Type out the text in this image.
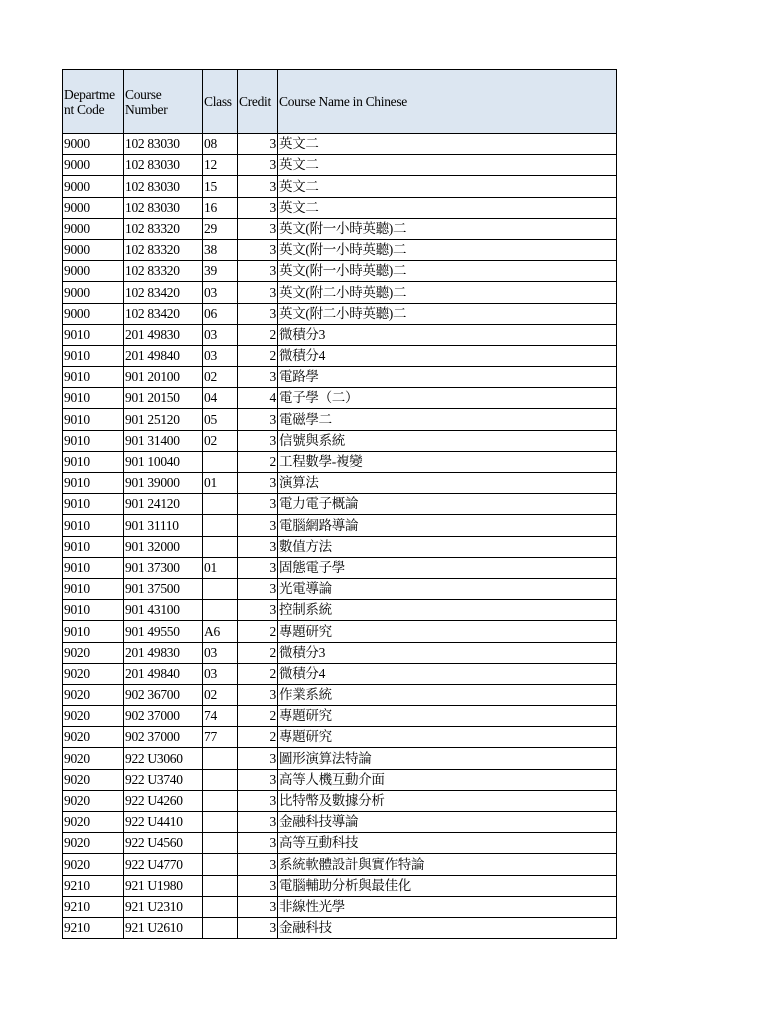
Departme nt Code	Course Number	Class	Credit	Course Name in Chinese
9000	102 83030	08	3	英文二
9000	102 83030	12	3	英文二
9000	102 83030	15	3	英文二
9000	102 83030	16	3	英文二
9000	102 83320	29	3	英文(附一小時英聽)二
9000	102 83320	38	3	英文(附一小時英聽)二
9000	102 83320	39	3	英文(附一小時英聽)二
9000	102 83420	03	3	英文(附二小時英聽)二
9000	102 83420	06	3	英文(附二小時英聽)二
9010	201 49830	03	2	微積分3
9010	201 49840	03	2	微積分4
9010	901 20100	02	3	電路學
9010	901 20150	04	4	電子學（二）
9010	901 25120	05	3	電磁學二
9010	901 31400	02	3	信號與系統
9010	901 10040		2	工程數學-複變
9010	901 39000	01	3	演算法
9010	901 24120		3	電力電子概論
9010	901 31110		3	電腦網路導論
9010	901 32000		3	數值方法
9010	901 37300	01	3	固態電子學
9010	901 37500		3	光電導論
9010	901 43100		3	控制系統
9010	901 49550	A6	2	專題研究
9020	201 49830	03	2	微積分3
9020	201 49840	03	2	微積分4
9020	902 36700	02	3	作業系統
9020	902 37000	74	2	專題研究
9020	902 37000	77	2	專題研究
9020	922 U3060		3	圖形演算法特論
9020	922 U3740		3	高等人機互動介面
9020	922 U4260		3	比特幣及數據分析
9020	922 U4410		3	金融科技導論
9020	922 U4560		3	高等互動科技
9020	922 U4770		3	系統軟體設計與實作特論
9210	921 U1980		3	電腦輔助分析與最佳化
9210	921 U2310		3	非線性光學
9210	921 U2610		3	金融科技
_ _ _ _ _
» **Objective**:
Extract the text of all the records above verbatim, excluding pictures.

» **Final answer**:
Type out the text in this image.
Departme nt Code	Course Number	Class	Credit	Course Name in Chinese
9000	102 83030	08	3	英文二
9000	102 83030	12	3	英文二
9000	102 83030	15	3	英文二
9000	102 83030	16	3	英文二
9000	102 83320	29	3	英文(附一小時英聽)二
9000	102 83320	38	3	英文(附一小時英聽)二
9000	102 83320	39	3	英文(附一小時英聽)二
9000	102 83420	03	3	英文(附二小時英聽)二
9000	102 83420	06	3	英文(附二小時英聽)二
9010	201 49830	03	2	微積分3
9010	201 49840	03	2	微積分4
9010	901 20100	02	3	電路學
9010	901 20150	04	4	電子學（二）
9010	901 25120	05	3	電磁學二
9010	901 31400	02	3	信號與系統
9010	901 10040		2	工程數學-複變
9010	901 39000	01	3	演算法
9010	901 24120		3	電力電子概論
9010	901 31110		3	電腦網路導論
9010	901 32000		3	數值方法
9010	901 37300	01	3	固態電子學
9010	901 37500		3	光電導論
9010	901 43100		3	控制系統
9010	901 49550	A6	2	專題研究
9020	201 49830	03	2	微積分3
9020	201 49840	03	2	微積分4
9020	902 36700	02	3	作業系統
9020	902 37000	74	2	專題研究
9020	902 37000	77	2	專題研究
9020	922 U3060		3	圖形演算法特論
9020	922 U3740		3	高等人機互動介面
9020	922 U4260		3	比特幣及數據分析
9020	922 U4410		3	金融科技導論
9020	922 U4560		3	高等互動科技
9020	922 U4770		3	系統軟體設計與實作特論
9210	921 U1980		3	電腦輔助分析與最佳化
9210	921 U2310		3	非線性光學
9210	921 U2610		3	金融科技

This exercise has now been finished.